[start of Quoted text]

The windows in our church date from 1869 to 1967.  They replaced much ruder windows, the originals placed in the construction of the present building in 1847-48.  Let us begin our brief look at the present windows along the Epistle side aisle (along Walnut Street).  Two of these date from the major church building expansion of 1872. 

The window closest to the entrance was given in memory of Joel Condit (1795-1860) and his wife Margaret (Harrison), (1800-1865), perhaps the most prominent family ever associated with Grace Church.        

Negotiations between donor and vestry had been initiated in December, 1870, when it was recorded that “A communication having been received from Bishop Doane of Albany requesting permission to place in the north side of the nave next to the transept a memorial window to the late Joel W. Condit, deceased.  On Motion it was:  Resolved, the vestry gratefully accept the offer in Bishop Doane’s communication.”

[end of Quoted text]
[start of Given information]

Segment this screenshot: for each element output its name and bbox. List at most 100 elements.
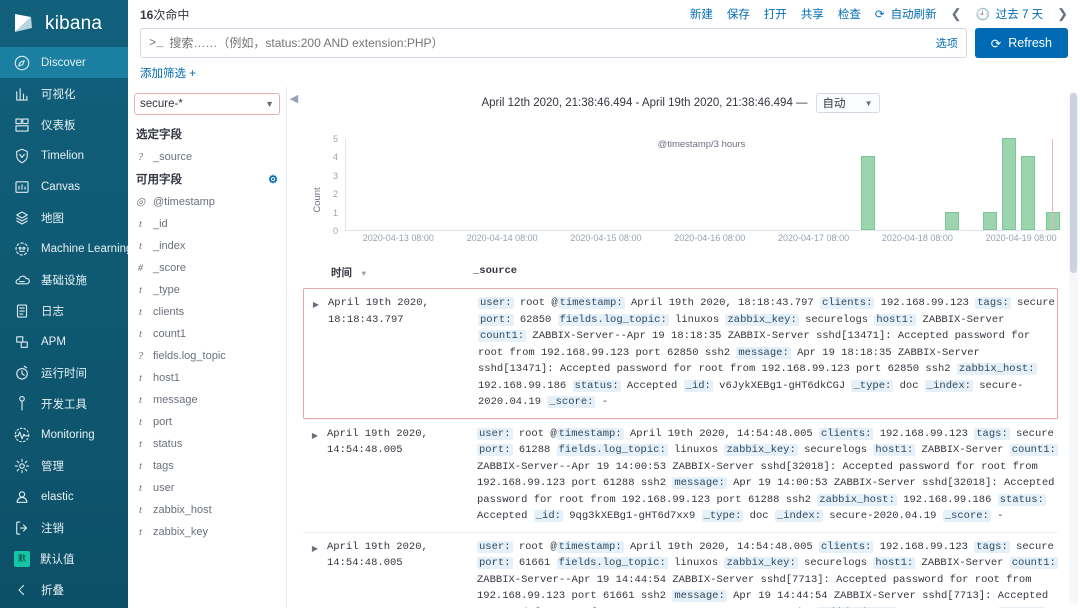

[end of Given information]

## Problems and tasks:
[1] Answer from the church windows text:
(a) Between which years do the present windows date?
(b) Along which street does the Epistle side aisle run?
(c) Who asked permission to place a memorial window to Joel W. Condit?
[2] Repeat word for word the part of the church windows text that begins at the words "The windows in" and ends after "with Grace Church.".
The listing has no connection to the church windows text.

## Results by task:
[1]
(a) 1869 to 1967
(b) Walnut Street
(c) Bishop Doane of Albany

[2]
The windows in our church date from 1869 to 1967.  They replaced much ruder windows, the originals placed in the construction of the present building in 1847-48.  Let us begin our brief look at the present windows along the Epistle side aisle (along Walnut Street).  Two of these date from the major church building expansion of 1872. 

The window closest to the entrance was given in memory of Joel Condit (1795-1860) and his wife Margaret (Harrison), (1800-1865), perhaps the most prominent family ever associated with Grace Church.